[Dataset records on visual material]
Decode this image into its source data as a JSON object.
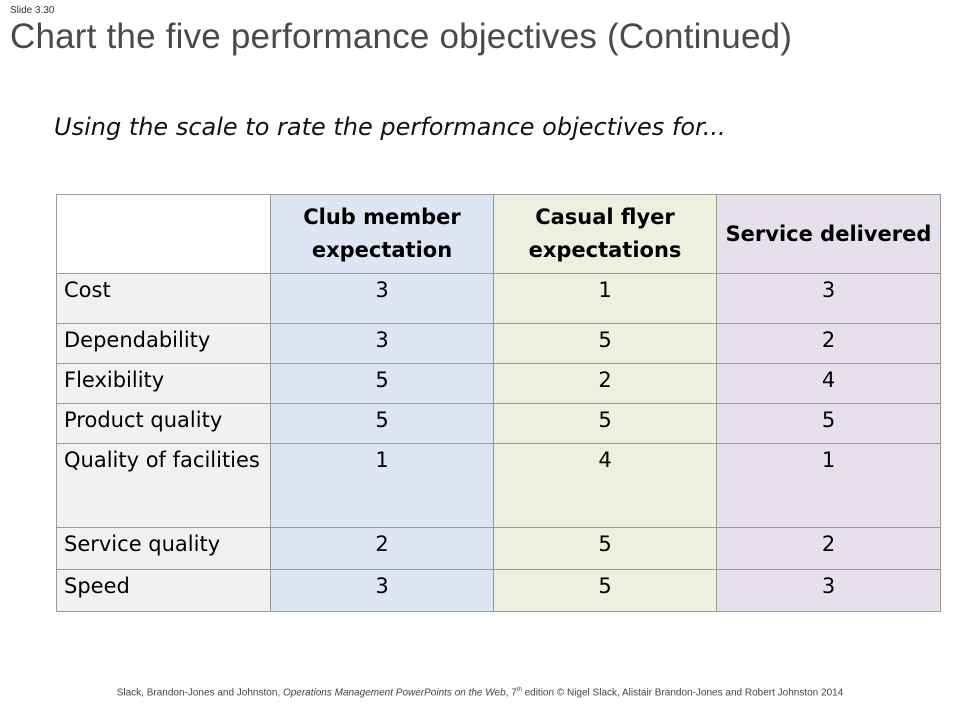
{
  "slide": {
    "number": "Slide 3.30",
    "title": "Chart the five performance objectives (Continued)",
    "subtitle": "Using the scale to rate the performance objectives for..."
  },
  "table": {
    "headers": [
      "",
      "Club member expectation",
      "Casual flyer expectations",
      "Service delivered"
    ],
    "rows": [
      {
        "label": "Cost",
        "values": [
          "3",
          "1",
          "3"
        ]
      },
      {
        "label": "Dependability",
        "values": [
          "3",
          "5",
          "2"
        ]
      },
      {
        "label": "Flexibility",
        "values": [
          "5",
          "2",
          "4"
        ]
      },
      {
        "label": "Product quality",
        "values": [
          "5",
          "5",
          "5"
        ]
      },
      {
        "label": "Quality of facilities",
        "values": [
          "1",
          "4",
          "1"
        ]
      },
      {
        "label": "Service quality",
        "values": [
          "2",
          "5",
          "2"
        ]
      },
      {
        "label": "Speed",
        "values": [
          "3",
          "5",
          "3"
        ]
      }
    ]
  },
  "footer": {
    "authors": "Slack, Brandon-Jones and Johnston, ",
    "book_title": "Operations Management PowerPoints on the Web",
    "edition_prefix": ", 7",
    "edition_sup": "th",
    "rest": " edition © Nigel Slack, Alistair Brandon-Jones and Robert Johnston 2014"
  },
  "colors": {
    "club_member_column": "#dde7f3",
    "casual_flyer_column": "#ebf1de",
    "service_delivered_column": "#e5e0ec",
    "label_column": "#f1f1f1"
  }
}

SHORT EXERCISE -> In the material above, find each line that contains the word "Jones", and select it.

FINISHED TASK ->
    "authors": "Slack, Brandon-Jones and Johnston, ",
    "rest": " edition © Nigel Slack, Alistair Brandon-Jones and Robert Johnston 2014"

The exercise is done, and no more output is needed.